##### Recorded information #####

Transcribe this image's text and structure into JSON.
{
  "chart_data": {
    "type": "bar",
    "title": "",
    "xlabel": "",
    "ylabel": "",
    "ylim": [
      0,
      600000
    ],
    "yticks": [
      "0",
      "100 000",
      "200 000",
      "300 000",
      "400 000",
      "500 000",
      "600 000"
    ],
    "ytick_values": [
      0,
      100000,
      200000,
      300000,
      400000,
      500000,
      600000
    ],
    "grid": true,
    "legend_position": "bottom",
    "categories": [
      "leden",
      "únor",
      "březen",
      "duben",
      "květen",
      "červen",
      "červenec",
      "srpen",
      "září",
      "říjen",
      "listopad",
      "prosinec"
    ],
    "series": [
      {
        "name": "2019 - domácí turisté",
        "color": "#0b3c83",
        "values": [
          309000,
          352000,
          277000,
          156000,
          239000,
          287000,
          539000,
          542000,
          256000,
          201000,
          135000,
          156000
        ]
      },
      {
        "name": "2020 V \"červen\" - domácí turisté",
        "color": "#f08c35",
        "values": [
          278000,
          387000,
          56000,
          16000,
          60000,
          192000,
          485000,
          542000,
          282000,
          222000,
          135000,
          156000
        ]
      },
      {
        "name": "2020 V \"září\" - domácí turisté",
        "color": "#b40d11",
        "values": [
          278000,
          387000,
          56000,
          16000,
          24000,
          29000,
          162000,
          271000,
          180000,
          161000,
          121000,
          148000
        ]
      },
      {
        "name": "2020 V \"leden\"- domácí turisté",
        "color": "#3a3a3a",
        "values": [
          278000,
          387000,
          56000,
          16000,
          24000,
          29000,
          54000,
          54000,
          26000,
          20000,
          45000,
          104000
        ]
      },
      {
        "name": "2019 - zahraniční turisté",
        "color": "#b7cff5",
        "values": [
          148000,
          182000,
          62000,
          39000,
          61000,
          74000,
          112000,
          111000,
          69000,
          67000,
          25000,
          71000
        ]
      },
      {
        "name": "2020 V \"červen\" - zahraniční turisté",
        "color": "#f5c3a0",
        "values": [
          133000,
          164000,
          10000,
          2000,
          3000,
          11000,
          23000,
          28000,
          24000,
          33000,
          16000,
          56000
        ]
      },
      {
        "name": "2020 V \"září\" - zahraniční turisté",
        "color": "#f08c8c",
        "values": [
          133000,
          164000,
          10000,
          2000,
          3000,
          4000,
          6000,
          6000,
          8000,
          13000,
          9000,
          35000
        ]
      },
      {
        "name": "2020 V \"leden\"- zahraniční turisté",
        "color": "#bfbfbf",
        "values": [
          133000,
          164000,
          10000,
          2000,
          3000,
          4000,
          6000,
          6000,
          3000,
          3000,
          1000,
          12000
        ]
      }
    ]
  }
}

#####
##### Recorded information #####

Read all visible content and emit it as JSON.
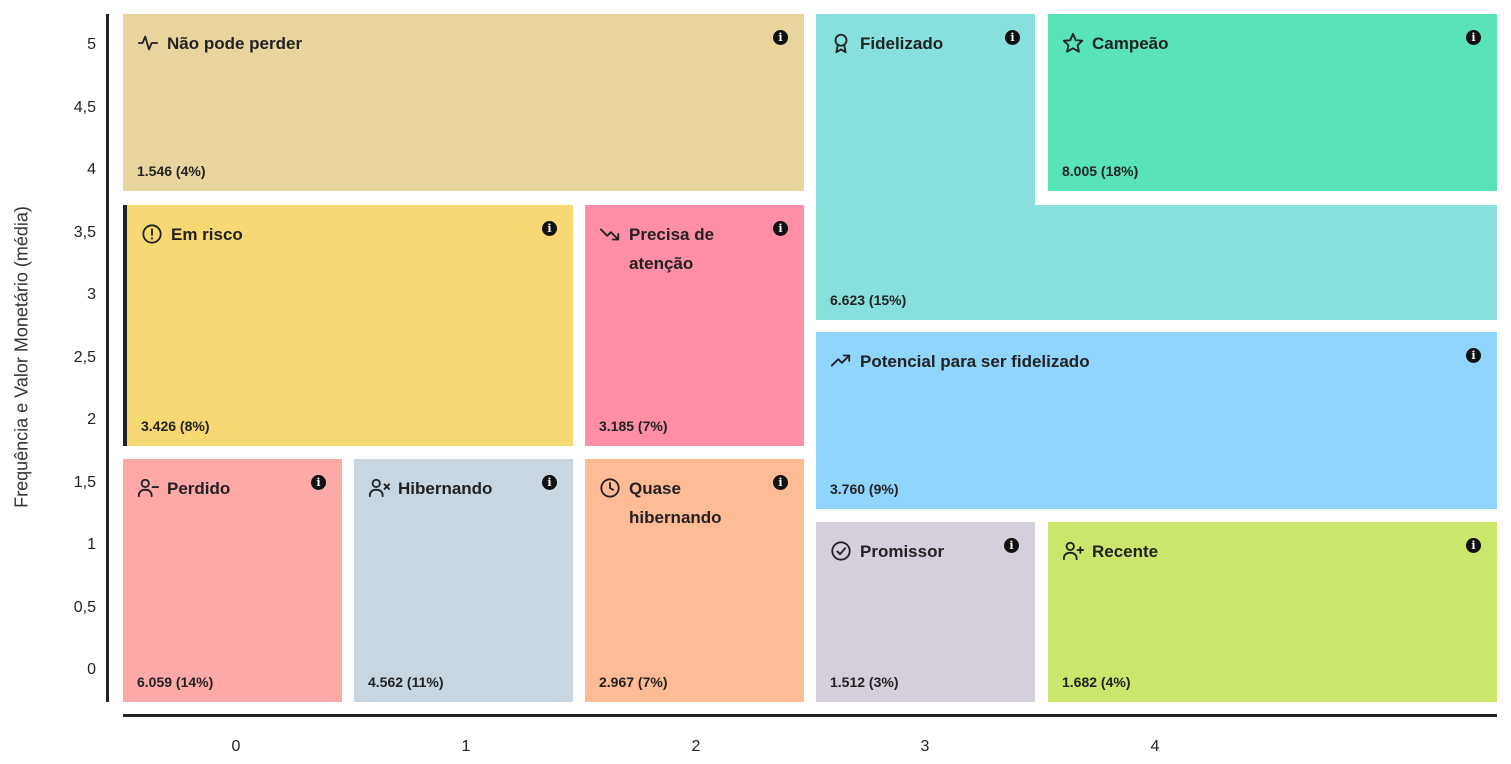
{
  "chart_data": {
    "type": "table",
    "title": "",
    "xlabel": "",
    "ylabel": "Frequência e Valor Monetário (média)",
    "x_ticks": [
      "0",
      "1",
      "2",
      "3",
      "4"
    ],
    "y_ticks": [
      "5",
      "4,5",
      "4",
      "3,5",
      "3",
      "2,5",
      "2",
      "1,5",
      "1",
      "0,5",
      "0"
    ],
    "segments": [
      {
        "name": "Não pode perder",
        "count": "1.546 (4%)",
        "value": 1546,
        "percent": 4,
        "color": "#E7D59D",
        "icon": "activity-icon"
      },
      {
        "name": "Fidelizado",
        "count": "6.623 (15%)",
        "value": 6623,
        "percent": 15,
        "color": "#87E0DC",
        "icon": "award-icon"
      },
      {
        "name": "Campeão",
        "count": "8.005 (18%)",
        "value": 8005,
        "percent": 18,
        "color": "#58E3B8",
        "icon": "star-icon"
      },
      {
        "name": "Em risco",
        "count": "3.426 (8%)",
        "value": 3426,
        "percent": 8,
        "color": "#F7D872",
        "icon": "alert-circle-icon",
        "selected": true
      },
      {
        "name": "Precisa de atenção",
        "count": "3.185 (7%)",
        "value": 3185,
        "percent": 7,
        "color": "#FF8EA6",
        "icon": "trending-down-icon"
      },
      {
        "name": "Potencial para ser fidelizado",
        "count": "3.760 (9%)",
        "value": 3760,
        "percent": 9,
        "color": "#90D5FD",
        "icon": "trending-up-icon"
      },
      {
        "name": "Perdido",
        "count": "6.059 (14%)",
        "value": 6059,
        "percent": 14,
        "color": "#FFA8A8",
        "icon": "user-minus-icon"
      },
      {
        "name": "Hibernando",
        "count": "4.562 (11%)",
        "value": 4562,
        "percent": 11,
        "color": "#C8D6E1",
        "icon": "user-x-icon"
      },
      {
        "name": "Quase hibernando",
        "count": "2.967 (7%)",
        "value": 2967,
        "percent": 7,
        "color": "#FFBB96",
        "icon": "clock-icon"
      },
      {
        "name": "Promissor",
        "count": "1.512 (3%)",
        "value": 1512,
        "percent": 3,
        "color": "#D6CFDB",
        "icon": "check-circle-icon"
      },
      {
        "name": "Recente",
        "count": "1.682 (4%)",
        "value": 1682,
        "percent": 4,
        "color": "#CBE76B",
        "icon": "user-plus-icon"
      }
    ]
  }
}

#####

-- Exercise task --
Pick out every line of the listing containing the word "circle", and show those lines.

-- Solution for this task --
        "icon": "alert-circle-icon",
        "icon": "check-circle-icon"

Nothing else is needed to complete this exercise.